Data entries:
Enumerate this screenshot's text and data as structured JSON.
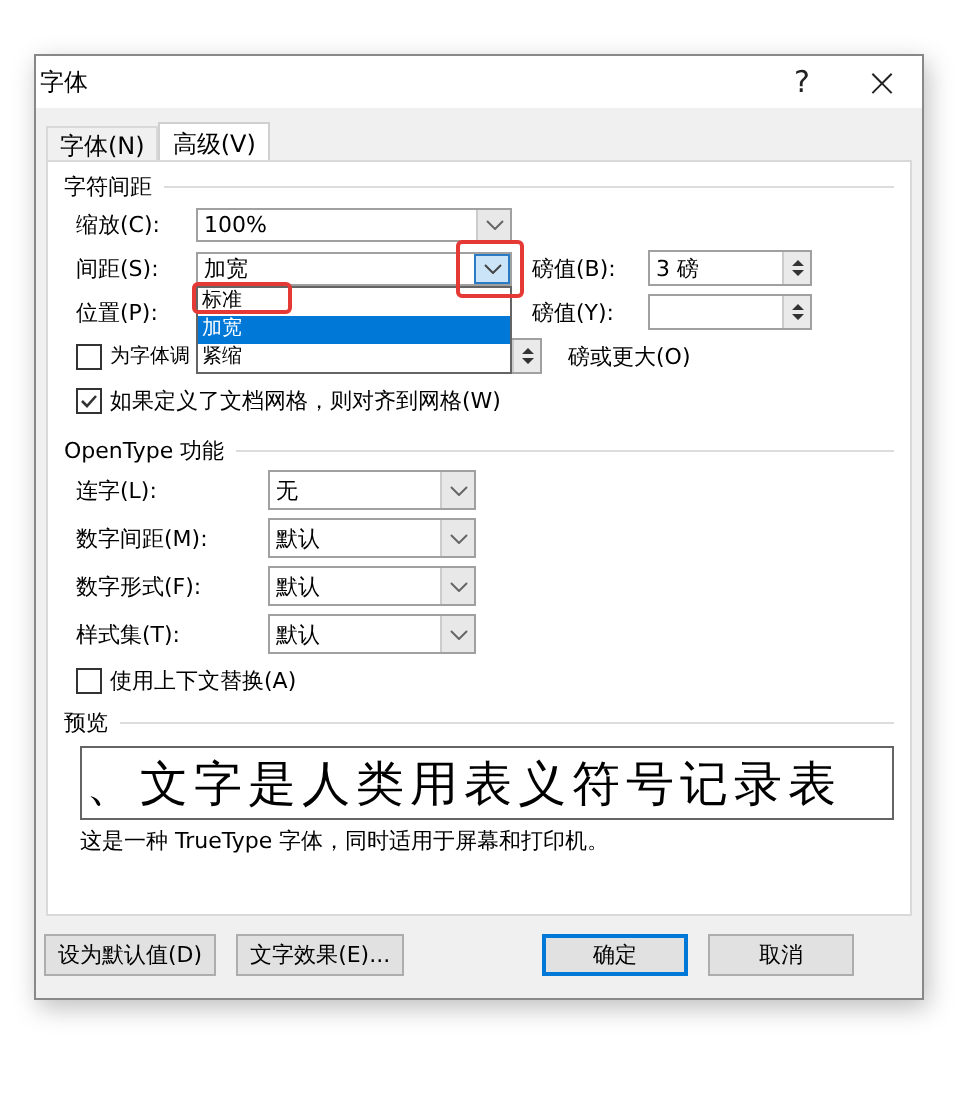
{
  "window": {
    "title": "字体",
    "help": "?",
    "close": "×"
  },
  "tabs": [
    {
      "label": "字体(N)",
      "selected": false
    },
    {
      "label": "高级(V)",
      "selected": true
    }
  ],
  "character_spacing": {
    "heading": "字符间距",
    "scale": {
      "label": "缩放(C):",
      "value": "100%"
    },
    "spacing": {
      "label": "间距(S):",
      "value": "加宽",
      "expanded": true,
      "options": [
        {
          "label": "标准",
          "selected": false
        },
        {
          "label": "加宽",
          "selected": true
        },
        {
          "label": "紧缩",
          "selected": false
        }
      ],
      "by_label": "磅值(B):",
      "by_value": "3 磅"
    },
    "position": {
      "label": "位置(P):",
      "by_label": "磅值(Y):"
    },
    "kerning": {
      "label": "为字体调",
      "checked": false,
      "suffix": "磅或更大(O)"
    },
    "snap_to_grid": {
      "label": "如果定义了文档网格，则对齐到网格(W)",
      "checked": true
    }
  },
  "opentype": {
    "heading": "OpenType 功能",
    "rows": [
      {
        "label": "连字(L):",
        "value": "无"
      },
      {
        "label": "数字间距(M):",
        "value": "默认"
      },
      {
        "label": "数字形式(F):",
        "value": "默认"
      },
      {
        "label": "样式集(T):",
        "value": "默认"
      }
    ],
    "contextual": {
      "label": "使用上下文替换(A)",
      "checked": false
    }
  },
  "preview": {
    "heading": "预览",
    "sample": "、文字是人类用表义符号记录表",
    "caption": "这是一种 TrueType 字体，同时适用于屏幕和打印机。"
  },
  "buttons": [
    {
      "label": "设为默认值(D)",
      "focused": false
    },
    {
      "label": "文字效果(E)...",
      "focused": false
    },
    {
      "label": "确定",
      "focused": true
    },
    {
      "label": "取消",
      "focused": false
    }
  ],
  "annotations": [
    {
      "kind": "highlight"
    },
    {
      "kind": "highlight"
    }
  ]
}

--

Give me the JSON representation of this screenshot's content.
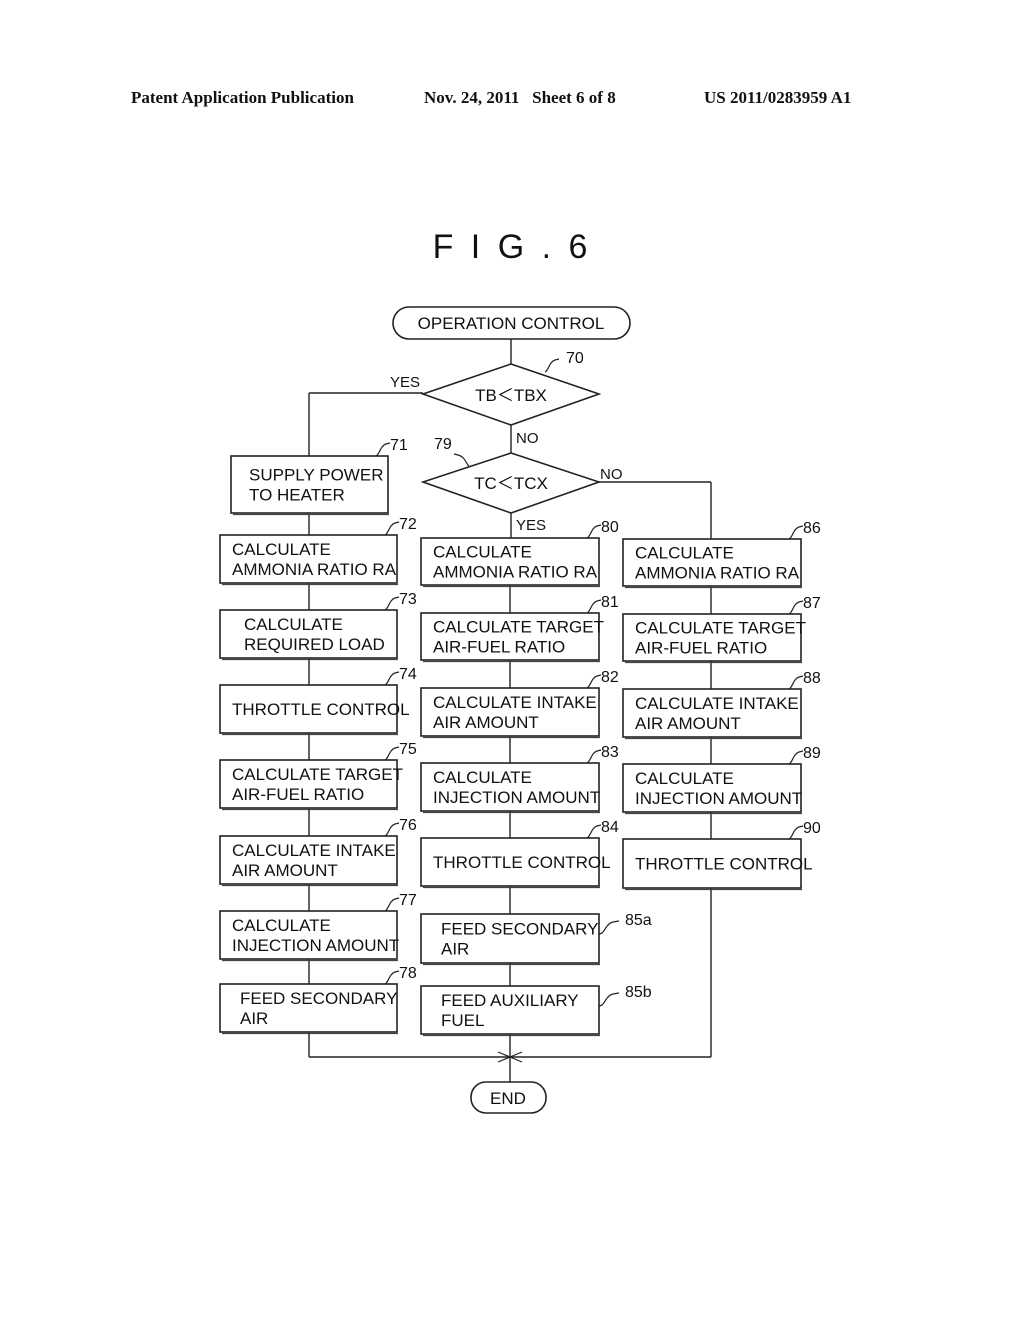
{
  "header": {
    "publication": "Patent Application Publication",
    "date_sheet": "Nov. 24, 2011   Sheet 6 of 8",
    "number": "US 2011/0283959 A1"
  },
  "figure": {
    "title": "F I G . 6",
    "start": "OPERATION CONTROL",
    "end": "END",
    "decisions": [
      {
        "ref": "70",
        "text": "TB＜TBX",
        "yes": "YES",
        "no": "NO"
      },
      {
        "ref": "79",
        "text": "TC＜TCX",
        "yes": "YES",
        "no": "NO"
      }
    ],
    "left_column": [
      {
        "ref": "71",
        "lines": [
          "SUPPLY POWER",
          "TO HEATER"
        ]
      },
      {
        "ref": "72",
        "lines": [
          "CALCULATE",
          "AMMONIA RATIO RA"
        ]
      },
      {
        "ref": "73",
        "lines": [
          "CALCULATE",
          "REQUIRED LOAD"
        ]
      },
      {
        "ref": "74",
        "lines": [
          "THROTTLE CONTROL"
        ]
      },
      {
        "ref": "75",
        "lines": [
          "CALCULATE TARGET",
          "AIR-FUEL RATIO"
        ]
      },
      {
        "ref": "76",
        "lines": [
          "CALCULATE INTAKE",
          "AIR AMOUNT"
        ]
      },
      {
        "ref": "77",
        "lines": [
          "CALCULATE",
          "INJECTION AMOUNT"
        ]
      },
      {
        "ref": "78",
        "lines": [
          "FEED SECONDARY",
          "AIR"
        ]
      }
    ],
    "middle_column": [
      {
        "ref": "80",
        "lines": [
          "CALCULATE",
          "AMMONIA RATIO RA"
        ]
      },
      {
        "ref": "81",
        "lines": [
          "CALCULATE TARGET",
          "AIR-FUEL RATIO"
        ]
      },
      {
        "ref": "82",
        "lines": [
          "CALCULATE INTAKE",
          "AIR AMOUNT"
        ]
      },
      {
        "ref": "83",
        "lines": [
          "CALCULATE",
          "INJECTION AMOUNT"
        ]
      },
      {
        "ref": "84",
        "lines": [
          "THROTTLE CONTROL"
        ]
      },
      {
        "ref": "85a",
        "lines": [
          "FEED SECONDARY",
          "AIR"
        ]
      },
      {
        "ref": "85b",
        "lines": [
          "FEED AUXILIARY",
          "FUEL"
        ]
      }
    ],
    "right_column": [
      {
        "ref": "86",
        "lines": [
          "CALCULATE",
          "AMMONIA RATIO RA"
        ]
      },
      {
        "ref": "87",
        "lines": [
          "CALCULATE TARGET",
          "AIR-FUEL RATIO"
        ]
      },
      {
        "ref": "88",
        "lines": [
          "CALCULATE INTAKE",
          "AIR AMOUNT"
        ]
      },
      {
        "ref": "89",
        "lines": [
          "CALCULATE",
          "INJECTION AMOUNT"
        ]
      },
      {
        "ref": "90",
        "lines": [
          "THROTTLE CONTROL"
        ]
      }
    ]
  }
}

## REQUIREMENTS
Go through the records and copy each line with "screenshot" in it.

## RESPONSE TO THIS EXERCISE
Enumerate this screenshot's text and data as structured JSON.
Give me the JSON representation of this screenshot's content.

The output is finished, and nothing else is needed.